══ Source document ══
The Tangent was part of an informal network of folk clubs that included Coffee and Confusion in San Francisco and the Cabale in Berkeley. The Cabale had more national acts, including Lightnin’ Hopkins, though it was largely dominated by an in-group purism. Ego was also not unknown at the Tangent. One visiting musician, Herb Pedersen, thought of himself and Garcia as “two gunfighters” when they met, warily checking out each other’s skills. Butch Waller, then of the Westport Singers, saw Garcia as “the surly guy drinking coffee who wouldn’t talk to us” at first, although once Garcia saw their essential seriousness, he loosened right up. On February 23, 1963, Garcia brought his band, now named the Wildwood Boys, to its new home.

Shortly after that appearance, Jerry returned to the Tangent with a new friend, Sara Ruppenthal. After a year of what she termed “playing second fiddle to a banjo,” Brigid Meier had had enough. There was a new young man in her life, one her family even approved of—her dates with Garcia had been undercover—and in the fall of 1962 Jerry had found the two of them together, producing an ugly, near-violent scene. Garcia had no money, so they couldn’t go anywhere. He was prey to black moods, and as Brigid remarked, “I’m just sitting and he’s playing, and he’s playing and I’m sitting. I was seventeen and a lot of people wanted to take me out.” At Christmas she joined her family in Mexico for a vacation and enjoyed a flaming new romance, which she inevitably disclosed to Jerry on her return. Garcia spent the season sitting on the Chateau porch drinking, and though they theoretically still saw each other in January, he hooked up with Sara Ruppenthal in February, and his romance with Brigid was history.
═══
What you will do.
**A.** In the listing, reproduce the lines from the one holding "svg-text:-3: -3 [421, 243, 431, 255]" through the one holding "svg-text:-4: -4 [389, 191, 399, 203]", both included.
**B.** Carry on the passage about Garcia and the Tangent folk club from its last sentence.
The passage and the listing have nothing to do with each other.
══ Entries supplied ══
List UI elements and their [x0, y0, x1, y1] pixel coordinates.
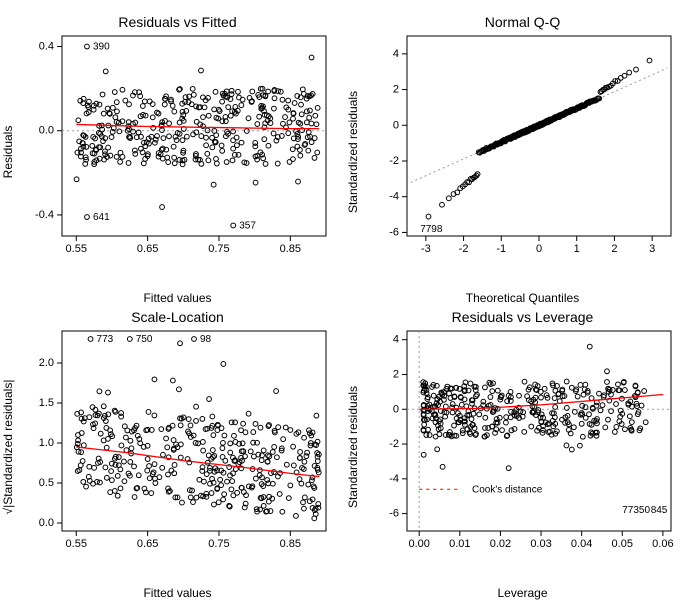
svg-text:-3: -3 [421, 243, 431, 255]
panel-title: Residuals vs Fitted [14, 14, 341, 30]
svg-text:98: 98 [200, 334, 212, 345]
panel-residuals-vs-fitted: Residuals vs Fitted Residuals Fitted val… [14, 18, 341, 285]
svg-text:-4: -4 [389, 473, 399, 485]
svg-text:-0.4: -0.4 [35, 209, 54, 221]
svg-text:390: 390 [93, 42, 110, 53]
plot-svg: 0.00 0.01 0.02 0.03 0.04 0.05 0.06 -6 -4 -2 0 2 4 Coo… [359, 313, 677, 561]
panel-title: Normal Q-Q [359, 14, 686, 30]
svg-text:-4: -4 [389, 191, 399, 203]
x-axis-label: Theoretical Quantiles [359, 291, 686, 305]
svg-text:0.55: 0.55 [66, 538, 87, 550]
svg-text:0.03: 0.03 [530, 538, 551, 550]
svg-text:0.02: 0.02 [490, 538, 511, 550]
svg-text:0: 0 [393, 119, 399, 131]
svg-text:Cook's distance: Cook's distance [472, 484, 543, 495]
plot-svg: 0.55 0.65 0.75 0.85 0.0 0.5 1.0 1.5 2.0 773 750 98 [14, 313, 332, 561]
svg-text:7798: 7798 [420, 224, 443, 235]
svg-text:750: 750 [136, 334, 153, 345]
svg-text:0.06: 0.06 [652, 538, 673, 550]
svg-text:4: 4 [393, 334, 399, 346]
panel-title: Residuals vs Leverage [359, 309, 686, 325]
svg-text:0.04: 0.04 [571, 538, 592, 550]
svg-text:0.01: 0.01 [449, 538, 470, 550]
panel-scale-location: Scale-Location √|Standardized residuals|… [14, 313, 341, 580]
y-axis-label: Standardized residuals [346, 385, 360, 507]
svg-text:0.85: 0.85 [280, 538, 301, 550]
svg-text:641: 641 [93, 212, 110, 223]
diagnostic-plot-grid: Residuals vs Fitted Residuals Fitted val… [0, 0, 700, 602]
svg-text:-2: -2 [389, 155, 399, 167]
svg-text:-6: -6 [389, 508, 399, 520]
svg-text:0.75: 0.75 [208, 538, 229, 550]
svg-text:1: 1 [574, 243, 580, 255]
x-axis-label: Fitted values [14, 291, 341, 305]
x-axis-label: Fitted values [14, 586, 341, 600]
svg-text:773: 773 [97, 334, 114, 345]
panel-residuals-vs-leverage: Residuals vs Leverage Standardized resid… [359, 313, 686, 580]
svg-text:2: 2 [393, 368, 399, 380]
panel-normal-qq: Normal Q-Q Standardized residuals Theore… [359, 18, 686, 285]
svg-text:0: 0 [536, 243, 542, 255]
svg-text:0.4: 0.4 [39, 41, 54, 53]
svg-text:0.55: 0.55 [66, 243, 87, 255]
y-axis-label: Residuals [1, 125, 15, 178]
svg-text:-6: -6 [389, 226, 399, 238]
svg-text:-1: -1 [496, 243, 506, 255]
svg-text:3: 3 [649, 243, 655, 255]
svg-text:1.0: 1.0 [39, 437, 54, 449]
plot-svg: 0.55 0.65 0.75 0.85 -0.4 0.0 0.4 390 641 357 [14, 18, 332, 266]
svg-text:4: 4 [393, 48, 399, 60]
x-axis-label: Leverage [359, 586, 686, 600]
svg-text:0.85: 0.85 [280, 243, 301, 255]
panel-title: Scale-Location [14, 309, 341, 325]
svg-text:357: 357 [239, 220, 256, 231]
svg-text:1.5: 1.5 [39, 397, 54, 409]
svg-text:77350: 77350 [622, 505, 650, 516]
svg-text:2: 2 [611, 243, 617, 255]
y-axis-label: Standardized residuals [346, 90, 360, 212]
svg-text:2: 2 [393, 84, 399, 96]
svg-text:-2: -2 [459, 243, 469, 255]
svg-text:0.65: 0.65 [137, 243, 158, 255]
svg-text:2.0: 2.0 [39, 357, 54, 369]
svg-text:0.65: 0.65 [137, 538, 158, 550]
svg-text:0.0: 0.0 [39, 125, 54, 137]
plot-svg: -3 -2 -1 0 1 2 3 -6 -4 -2 0 2 4 7798 [359, 18, 677, 266]
y-axis-label: √|Standardized residuals| [1, 379, 15, 514]
svg-text:0: 0 [393, 403, 399, 415]
svg-text:845: 845 [651, 505, 668, 516]
svg-text:-2: -2 [389, 438, 399, 450]
svg-text:0.0: 0.0 [39, 517, 54, 529]
svg-text:0.00: 0.00 [408, 538, 429, 550]
svg-text:0.05: 0.05 [612, 538, 633, 550]
svg-text:0.75: 0.75 [208, 243, 229, 255]
svg-text:0.5: 0.5 [39, 477, 54, 489]
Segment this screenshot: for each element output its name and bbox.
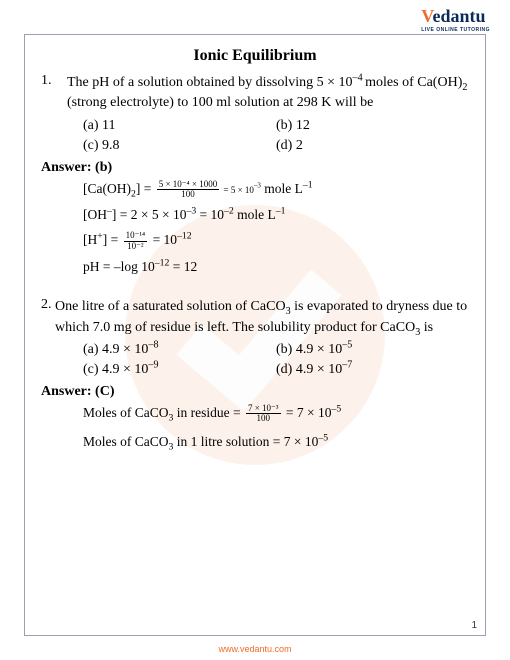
q1-opt-d: (d) 2 — [276, 138, 469, 154]
q2-opt-d: (d) 4.9 × 10–7 — [276, 362, 469, 378]
q2-opt-b: (b) 4.9 × 10–5 — [276, 342, 469, 358]
document-page: Ionic Equilibrium 1. The pH of a solutio… — [24, 34, 486, 636]
question-2: 2. One litre of a saturated solution of … — [41, 297, 469, 338]
fraction: 5 × 10⁻⁴ × 1000100 — [157, 180, 220, 200]
q1-text-part: (strong electrolyte) to 100 ml solution … — [67, 95, 373, 110]
q2-solution: Moles of CaCO3 in residue = 7 × 10⁻³100 … — [83, 404, 469, 450]
q1-step-3: [H+] = 10⁻¹⁴10⁻² = 10–12 — [83, 231, 469, 251]
q1-sub: 2 — [462, 82, 467, 93]
q1-opt-a: (a) 11 — [83, 118, 276, 134]
q1-opt-b: (b) 12 — [276, 118, 469, 134]
q2-opt-c: (c) 4.9 × 10–9 — [83, 362, 276, 378]
q2-opt-a: (a) 4.9 × 10–8 — [83, 342, 276, 358]
fraction: 10⁻¹⁴10⁻² — [124, 231, 148, 251]
logo-rest: edantu — [433, 6, 486, 26]
question-1: 1. The pH of a solution obtained by diss… — [41, 73, 469, 114]
q1-text-part: moles of Ca(OH) — [365, 75, 462, 90]
logo-tagline: LIVE ONLINE TUTORING — [421, 27, 490, 33]
q1-number: 1. — [41, 73, 67, 114]
page-number: 1 — [471, 620, 477, 631]
q2-text: One litre of a saturated solution of CaC… — [55, 297, 469, 338]
q1-answer: Answer: (b) — [41, 160, 469, 176]
q1-text: The pH of a solution obtained by dissolv… — [67, 73, 469, 114]
brand-logo: Vedantu LIVE ONLINE TUTORING — [421, 6, 490, 33]
q1-opt-c: (c) 9.8 — [83, 138, 276, 154]
q2-options: (a) 4.9 × 10–8 (b) 4.9 × 10–5 (c) 4.9 × … — [83, 342, 469, 378]
footer-url: www.vedantu.com — [0, 644, 510, 654]
q2-step-1: Moles of CaCO3 in residue = 7 × 10⁻³100 … — [83, 404, 469, 424]
q1-sup: –4 — [353, 72, 366, 83]
page-content: Ionic Equilibrium 1. The pH of a solutio… — [41, 47, 469, 450]
q2-answer: Answer: (C) — [41, 384, 469, 400]
page-title: Ionic Equilibrium — [41, 47, 469, 65]
q2-text-part: One litre of a saturated solution of CaC… — [55, 299, 286, 314]
q2-number: 2. — [41, 297, 55, 338]
q1-solution: [Ca(OH)2] = 5 × 10⁻⁴ × 1000100 = 5 × 10–… — [83, 180, 469, 276]
q1-text-part: The pH of a solution obtained by dissolv… — [67, 75, 353, 90]
fraction: 7 × 10⁻³100 — [246, 404, 281, 424]
q2-step-2: Moles of CaCO3 in 1 litre solution = 7 ×… — [83, 434, 469, 450]
q1-step-4: pH = –log 10–12 = 12 — [83, 259, 469, 275]
logo-v: V — [421, 6, 432, 26]
q2-text-part: is — [420, 320, 433, 335]
q1-step-2: [OH–] = 2 × 5 × 10–3 = 10–2 mole L–1 — [83, 207, 469, 223]
q1-options: (a) 11 (b) 12 (c) 9.8 (d) 2 — [83, 118, 469, 154]
q1-step-1: [Ca(OH)2] = 5 × 10⁻⁴ × 1000100 = 5 × 10–… — [83, 180, 469, 200]
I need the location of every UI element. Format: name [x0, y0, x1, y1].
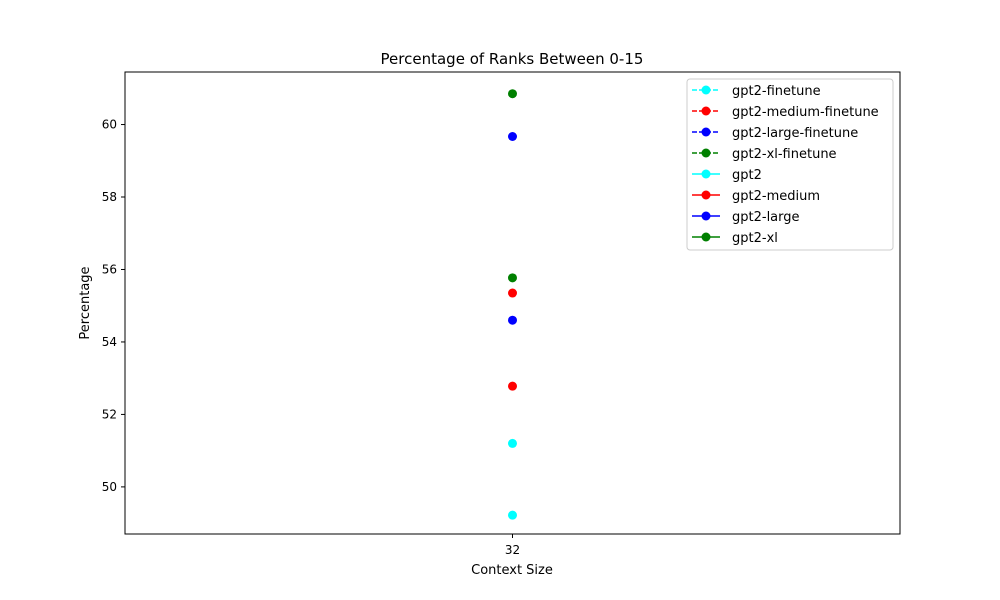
═══
Written responses.
**A.**
svg-text:-3: -3 [421, 243, 431, 255]
panel-title: Residuals vs Fitted [14, 14, 341, 30]
svg-text:98: 98 [200, 334, 212, 345]
panel-residuals-vs-fitted: Residuals vs Fitted Residuals Fitted val… [14, 18, 341, 285]
svg-text:-4: -4 [389, 473, 399, 485]
svg-text:-0.4: -0.4 [35, 209, 54, 221]
svg-text:390: 390 [93, 42, 110, 53]
plot-svg: 0.00 0.01 0.02 0.03 0.04 0.05 0.06 -6 -4 -2 0 2 4 Coo… [359, 313, 677, 561]
panel-title: Normal Q-Q [359, 14, 686, 30]
svg-text:-4: -4 [389, 191, 399, 203]

**B.**
The daughter of a former airline pilot who’d served on the Palo Alto City Council and then taught at Stanford’s business school, Sara grew up in the pacifist/bohemian tradition, listening to folk music as well as a recording of the House Un-American Activities Committee’s hearings, and reading Kerouac and Zen philosophy. She entered Stanford in 1961, an extremely lovely Earth Mother beatnik in sneakers, tights, and a turtle-neck, her hair in a braid. She had gotten to know Joan Baez through Ira Sandperl at the Peace Center, and spent time at Baez’s shack in Big Sur. “I used to take great pleasure in signing Joan Baez as the person responsible for me while I was gone from my dorm . . . I wanted nothing more than to be just exactly like her.” One day in late February she wandered into Kepler’s, and Garcia caught her eye. He had a mustache and goatee, longish hair, and a dashing, “renegade” quality. “A channel opened up between us,” she said, “and we both fell in.” She ended up at the musicians’ table at St. Michael’s that night with Garcia, Hunter, and Legate, laughing so hard her stomach hurt. “It was just like falling into a whole ’nother world, but that was the world I wanted.” She spent the night at Garcia’s grubby shack behind the Chateau, and while it lacked electricity, the candles seemed romantic to her. The next morning she enjoyed a “funny cigarette” with Hunter and Legate as they walked around the garden. Sara had a “Wendy complex,” as in
Peter Pan,
and the Chateau was full of lost boys.

The first complication in their lives came early in April, when Joan Baez invited Sara to accompany her as a secretary/assistant on a tour of Europe. Garcia was jealous of Baez, both emotionally in connection to Sara and professionally as a competing musician. As a picker, he told Sara, “I’m king.” In the end, romance won, in more ways than one. Around that time Jerry’s co-resident at the Chateau, David Nelson, loaned them his room for the night, complete with a double bed, clean sheets, and central heat. Shortly after Sara turned down Baez’s invitation, she discovered that she was pregnant. Her parents were no more impressed with Garcia than Brigid’s had been, and offered Sara a round-the-world trip as an alternative to marriage. The young couple—he was twenty, she nineteen—had no idea of what they were getting into, but after missing out on a complete family life as a child, Jerry was willing to take the chance, and Sara was eager to be a mother. So they decided to get married.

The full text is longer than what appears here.